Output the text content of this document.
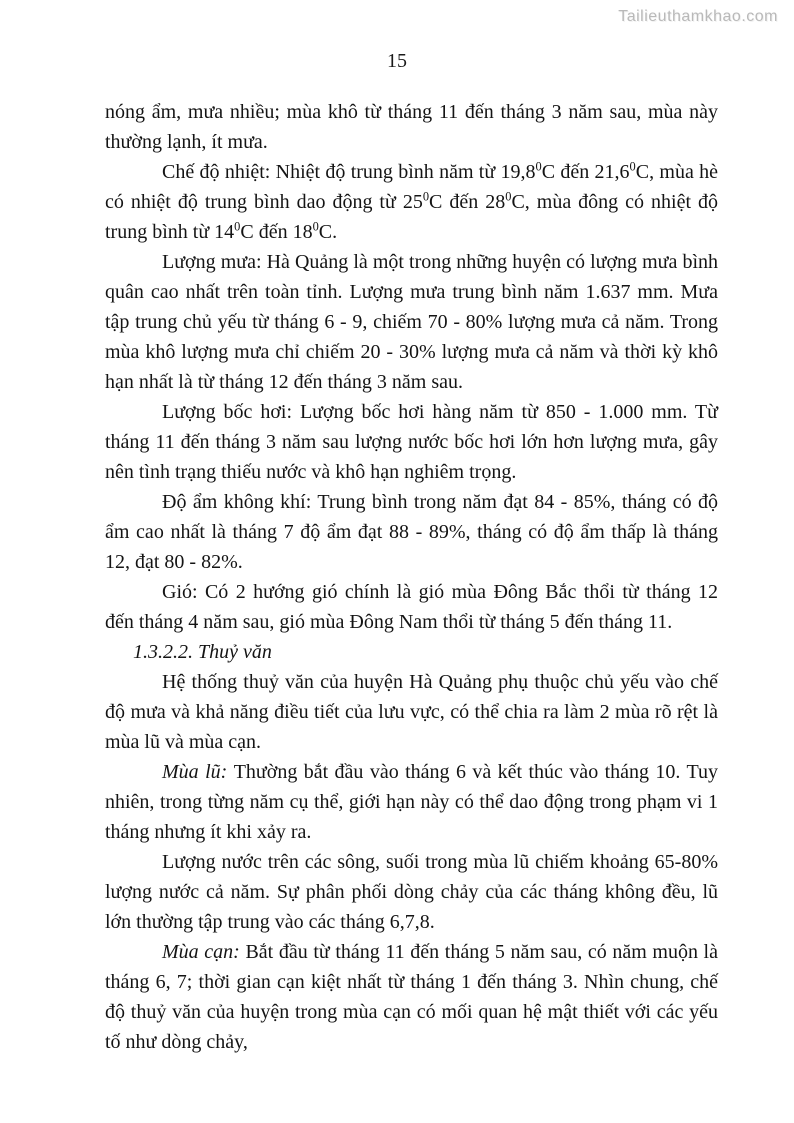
Tailieuthamkhao.com
15

nóng ẩm, mưa nhiều; mùa khô từ tháng 11 đến tháng 3 năm sau, mùa này thường lạnh, ít mưa.

Chế độ nhiệt: Nhiệt độ trung bình năm từ 19,8$^0$C đến 21,6$^0$C, mùa hè có nhiệt độ trung bình dao động từ $25^0C$ đến $28^0C$, mùa đông có nhiệt độ trung bình từ $14^0C$ đến $18^0C$.

Lượng mưa: Hà Quảng là một trong những huyện có lượng mưa bình quân cao nhất trên toàn tỉnh. Lượng mưa trung bình năm 1.637 mm. Mưa tập trung chủ yếu từ tháng 6 - 9, chiếm 70 - 80% lượng mưa cả năm. Trong mùa khô lượng mưa chỉ chiếm 20 - 30% lượng mưa cả năm và thời kỳ khô hạn nhất là từ tháng 12 đến tháng 3 năm sau.

Lượng bốc hơi: Lượng bốc hơi hàng năm từ 850 - 1.000 mm. Từ tháng 11 đến tháng 3 năm sau lượng nước bốc hơi lớn hơn lượng mưa, gây nên tình trạng thiếu nước và khô hạn nghiêm trọng.

Độ ẩm không khí: Trung bình trong năm đạt 84 - 85%, tháng có độ ẩm cao nhất là tháng 7 độ ẩm đạt 88 - 89%, tháng có độ ẩm thấp là tháng 12, đạt 80 - 82%.

Gió: Có 2 hướng gió chính là gió mùa Đông Bắc thổi từ tháng 12 đến tháng 4 năm sau, gió mùa Đông Nam thổi từ tháng 5 đến tháng 11.

1.3.2.2. Thuỷ văn

Hệ thống thuỷ văn của huyện Hà Quảng phụ thuộc chủ yếu vào chế độ mưa và khả năng điều tiết của lưu vực, có thể chia ra làm 2 mùa rõ rệt là mùa lũ và mùa cạn.

Mùa lũ: Thường bắt đầu vào tháng 6 và kết thúc vào tháng 10. Tuy nhiên, trong từng năm cụ thể, giới hạn này có thể dao động trong phạm vi 1 tháng nhưng ít khi xảy ra.

Lượng nước trên các sông, suối trong mùa lũ chiếm khoảng 65-80% lượng nước cả năm. Sự phân phối dòng chảy của các tháng không đều, lũ lớn thường tập trung vào các tháng 6,7,8.

Mùa cạn: Bắt đầu từ tháng 11 đến tháng 5 năm sau, có năm muộn là tháng 6, 7; thời gian cạn kiệt nhất từ tháng 1 đến tháng 3. Nhìn chung, chế độ thuỷ văn của huyện trong mùa cạn có mối quan hệ mật thiết với các yếu tố như dòng chảy,
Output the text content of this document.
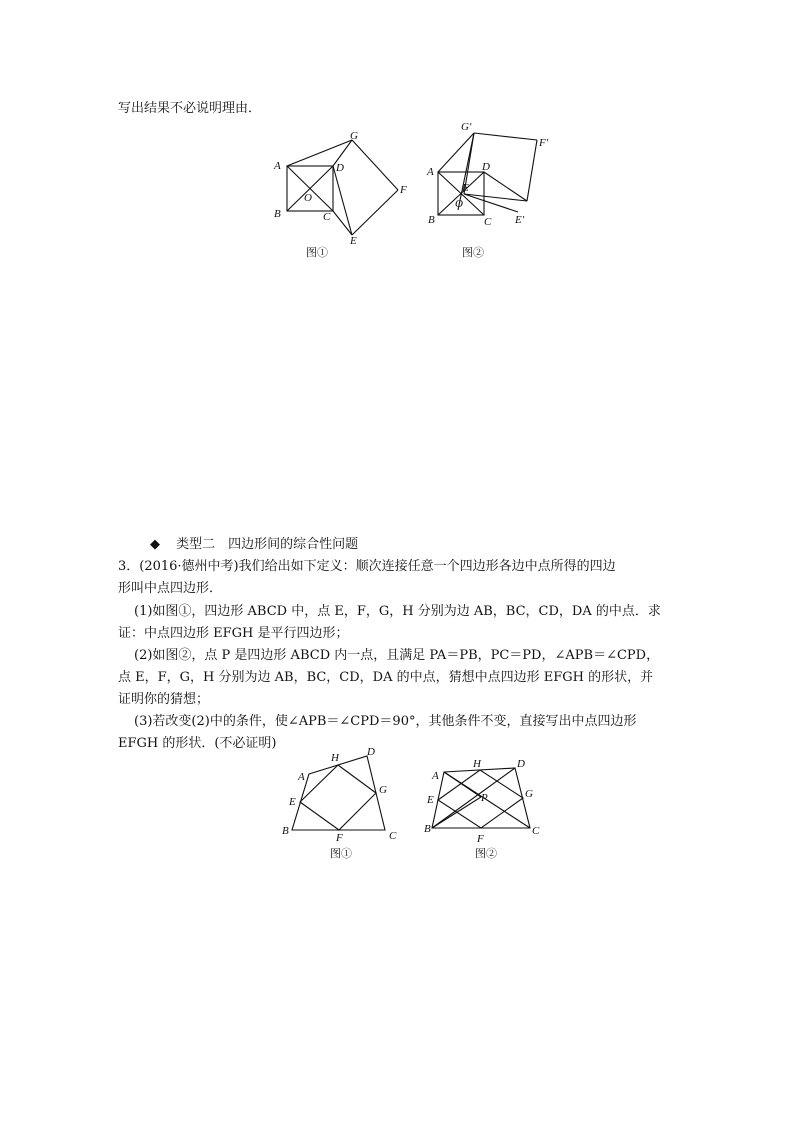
写出结果不必说明理由．
A
B	C
D
O
G
F
E
图①
G′
F′
A	D
E
B
O
C E′
图②
A
H	D
E
G
B
F	C
图①
A
H	D
E	P	G
B
F
C
图②
◆ 类型二　四边形间的综合性问题
3．(2016·德州中考)我们给出如下定义：顺次连接任意一个四边形各边中点所得的四边
形叫中点四边形．
(1)如图①，四边形 ABCD 中，点 E，F，G，H 分别为边 AB，BC，CD，DA 的中点．求
证：中点四边形 EFGH 是平行四边形；
(2)如图②，点 P 是四边形 ABCD 内一点，且满足 PA＝PB，PC＝PD，∠APB＝∠CPD，
点 E，F，G，H 分别为边 AB，BC，CD，DA 的中点，猜想中点四边形 EFGH 的形状，并
证明你的猜想；
(3)若改变(2)中的条件，使∠APB＝∠CPD＝90°，其他条件不变，直接写出中点四边形
EFGH 的形状．(不必证明)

⁂

EXERCISE REQUIREMENTS |
Pictures are excluded; output everything else in the data verbatim.

RESPONSE TO THIS TASK |
Output the text content of this document.
Tailieuthamkhao.com
15

nóng ẩm, mưa nhiều; mùa khô từ tháng 11 đến tháng 3 năm sau, mùa này thường lạnh, ít mưa.

Chế độ nhiệt: Nhiệt độ trung bình năm từ 19,8$^0$C đến 21,6$^0$C, mùa hè có nhiệt độ trung bình dao động từ $25^0C$ đến $28^0C$, mùa đông có nhiệt độ trung bình từ $14^0C$ đến $18^0C$.

Lượng mưa: Hà Quảng là một trong những huyện có lượng mưa bình quân cao nhất trên toàn tỉnh. Lượng mưa trung bình năm 1.637 mm. Mưa tập trung chủ yếu từ tháng 6 - 9, chiếm 70 - 80% lượng mưa cả năm. Trong mùa khô lượng mưa chỉ chiếm 20 - 30% lượng mưa cả năm và thời kỳ khô hạn nhất là từ tháng 12 đến tháng 3 năm sau.

Lượng bốc hơi: Lượng bốc hơi hàng năm từ 850 - 1.000 mm. Từ tháng 11 đến tháng 3 năm sau lượng nước bốc hơi lớn hơn lượng mưa, gây nên tình trạng thiếu nước và khô hạn nghiêm trọng.

Độ ẩm không khí: Trung bình trong năm đạt 84 - 85%, tháng có độ ẩm cao nhất là tháng 7 độ ẩm đạt 88 - 89%, tháng có độ ẩm thấp là tháng 12, đạt 80 - 82%.

Gió: Có 2 hướng gió chính là gió mùa Đông Bắc thổi từ tháng 12 đến tháng 4 năm sau, gió mùa Đông Nam thổi từ tháng 5 đến tháng 11.

1.3.2.2. Thuỷ văn

Hệ thống thuỷ văn của huyện Hà Quảng phụ thuộc chủ yếu vào chế độ mưa và khả năng điều tiết của lưu vực, có thể chia ra làm 2 mùa rõ rệt là mùa lũ và mùa cạn.

Mùa lũ: Thường bắt đầu vào tháng 6 và kết thúc vào tháng 10. Tuy nhiên, trong từng năm cụ thể, giới hạn này có thể dao động trong phạm vi 1 tháng nhưng ít khi xảy ra.

Lượng nước trên các sông, suối trong mùa lũ chiếm khoảng 65-80% lượng nước cả năm. Sự phân phối dòng chảy của các tháng không đều, lũ lớn thường tập trung vào các tháng 6,7,8.

Mùa cạn: Bắt đầu từ tháng 11 đến tháng 5 năm sau, có năm muộn là tháng 6, 7; thời gian cạn kiệt nhất từ tháng 1 đến tháng 3. Nhìn chung, chế độ thuỷ văn của huyện trong mùa cạn có mối quan hệ mật thiết với các yếu tố như dòng chảy,
Output the text content of this document.
写出结果不必说明理由．
A
B	C
D
O
G
F
E
图①
G′
F′
A	D
E
B
O
C E′
图②
A
H	D
E
G
B
F	C
图①
A
H	D
E	P	G
B
F
C
图②
◆ 类型二　四边形间的综合性问题
3．(2016·德州中考)我们给出如下定义：顺次连接任意一个四边形各边中点所得的四边
形叫中点四边形．
(1)如图①，四边形 ABCD 中，点 E，F，G，H 分别为边 AB，BC，CD，DA 的中点．求
证：中点四边形 EFGH 是平行四边形；
(2)如图②，点 P 是四边形 ABCD 内一点，且满足 PA＝PB，PC＝PD，∠APB＝∠CPD，
点 E，F，G，H 分别为边 AB，BC，CD，DA 的中点，猜想中点四边形 EFGH 的形状，并
证明你的猜想；
(3)若改变(2)中的条件，使∠APB＝∠CPD＝90°，其他条件不变，直接写出中点四边形
EFGH 的形状．(不必证明)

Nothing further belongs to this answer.